JOB: Transcribe all the entries word for word, but omit the images.

[Stored entries]
/---

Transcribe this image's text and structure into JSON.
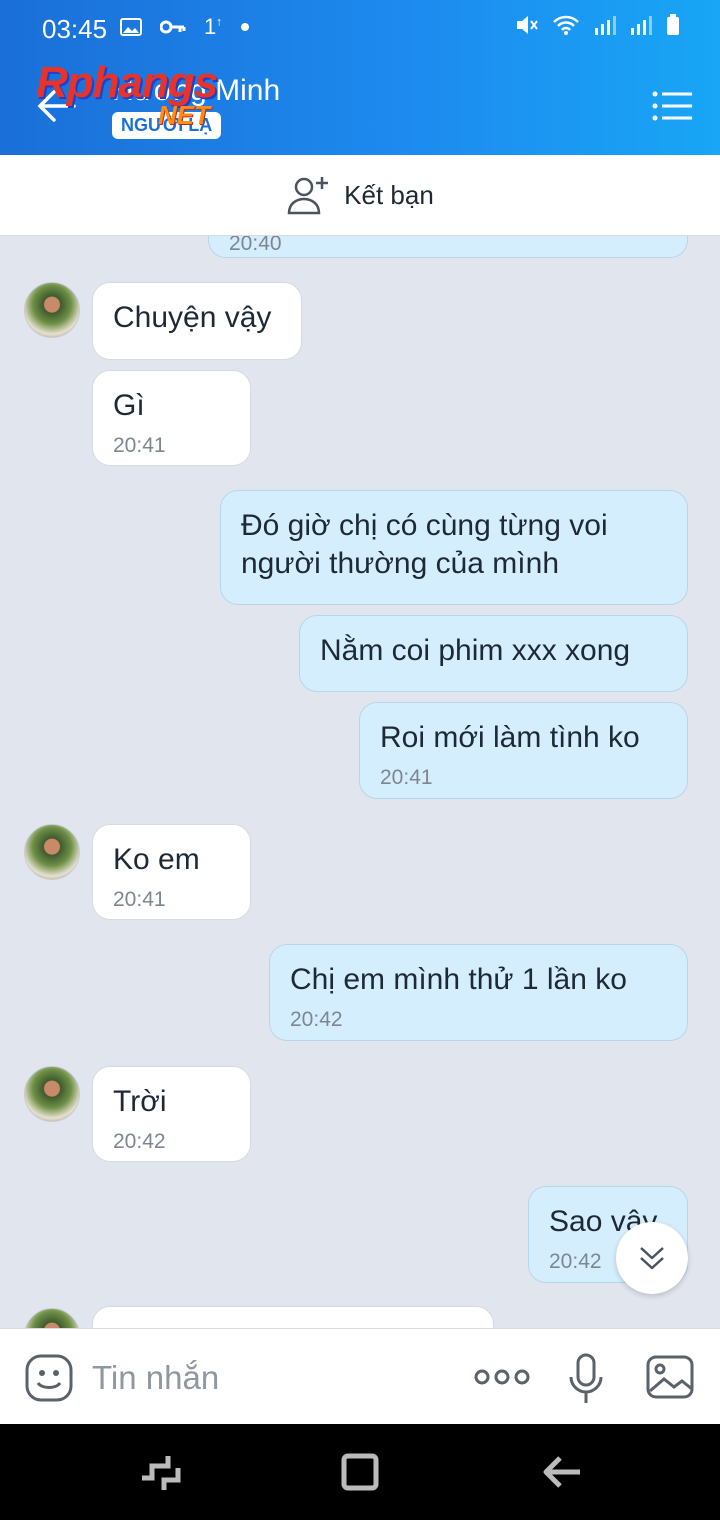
{
  "status_bar": {
    "time": "03:45",
    "left_icons": [
      "gallery-icon",
      "key-icon",
      "notification-icon"
    ],
    "notification_text": "1",
    "right_icons": [
      "mute-icon",
      "wifi-icon",
      "signal-icon",
      "battery-icon"
    ]
  },
  "header": {
    "contact_name": "Hương Minh",
    "badge": "NGƯỜI LẠ",
    "watermark": "Rphangs",
    "watermark_suffix": "NET",
    "colors": {
      "gradient_start": "#1a6fd8",
      "gradient_end": "#18a6f5"
    }
  },
  "add_friend": {
    "label": "Kết bạn"
  },
  "messages": [
    {
      "direction": "out",
      "text": "",
      "time": "20:40"
    },
    {
      "direction": "in",
      "text": "Chuyện vậy",
      "time": ""
    },
    {
      "direction": "in",
      "text": "Gì",
      "time": "20:41"
    },
    {
      "direction": "out",
      "text": "Đó  giờ  chị  có cùng từng  voi người  thường của  mình",
      "time": ""
    },
    {
      "direction": "out",
      "text": "Nằm  coi phim xxx xong",
      "time": ""
    },
    {
      "direction": "out",
      "text": "Roi mới làm  tình  ko",
      "time": "20:41"
    },
    {
      "direction": "in",
      "text": "Ko em",
      "time": "20:41"
    },
    {
      "direction": "out",
      "text": "Chị  em  mình  thử 1 lần ko",
      "time": "20:42"
    },
    {
      "direction": "in",
      "text": "Trời",
      "time": "20:42"
    },
    {
      "direction": "out",
      "text": "Sao vậy",
      "time": "20:42"
    },
    {
      "direction": "in",
      "text": "",
      "time": ""
    }
  ],
  "input_bar": {
    "placeholder": "Tin nhắn",
    "icons": [
      "emoji-icon",
      "more-icon",
      "microphone-icon",
      "image-icon"
    ]
  },
  "nav_bar": {
    "icons": [
      "recent-apps-icon",
      "home-icon",
      "back-icon"
    ]
  },
  "colors": {
    "chat_background": "#e1e6ee",
    "incoming_bubble": "#ffffff",
    "outgoing_bubble": "#d5eefd"
  }
}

\---

SOLUTION FOR THIS EXERCISE:
Transcribe this image's text and structure into JSON.
{
  "status_bar": {
    "time": "03:45",
    "left_icons": [
      "gallery-icon",
      "key-icon",
      "notification-icon"
    ],
    "notification_text": "1",
    "right_icons": [
      "mute-icon",
      "wifi-icon",
      "signal-icon",
      "battery-icon"
    ]
  },
  "header": {
    "contact_name": "Hương Minh",
    "badge": "NGƯỜI LẠ",
    "watermark": "Rphangs",
    "watermark_suffix": "NET",
    "colors": {
      "gradient_start": "#1a6fd8",
      "gradient_end": "#18a6f5"
    }
  },
  "add_friend": {
    "label": "Kết bạn"
  },
  "messages": [
    {
      "direction": "out",
      "text": "",
      "time": "20:40"
    },
    {
      "direction": "in",
      "text": "Chuyện vậy",
      "time": ""
    },
    {
      "direction": "in",
      "text": "Gì",
      "time": "20:41"
    },
    {
      "direction": "out",
      "text": "Đó  giờ  chị  có cùng từng  voi người  thường của  mình",
      "time": ""
    },
    {
      "direction": "out",
      "text": "Nằm  coi phim xxx xong",
      "time": ""
    },
    {
      "direction": "out",
      "text": "Roi mới làm  tình  ko",
      "time": "20:41"
    },
    {
      "direction": "in",
      "text": "Ko em",
      "time": "20:41"
    },
    {
      "direction": "out",
      "text": "Chị  em  mình  thử 1 lần ko",
      "time": "20:42"
    },
    {
      "direction": "in",
      "text": "Trời",
      "time": "20:42"
    },
    {
      "direction": "out",
      "text": "Sao vậy",
      "time": "20:42"
    },
    {
      "direction": "in",
      "text": "",
      "time": ""
    }
  ],
  "input_bar": {
    "placeholder": "Tin nhắn",
    "icons": [
      "emoji-icon",
      "more-icon",
      "microphone-icon",
      "image-icon"
    ]
  },
  "nav_bar": {
    "icons": [
      "recent-apps-icon",
      "home-icon",
      "back-icon"
    ]
  },
  "colors": {
    "chat_background": "#e1e6ee",
    "incoming_bubble": "#ffffff",
    "outgoing_bubble": "#d5eefd"
  }
}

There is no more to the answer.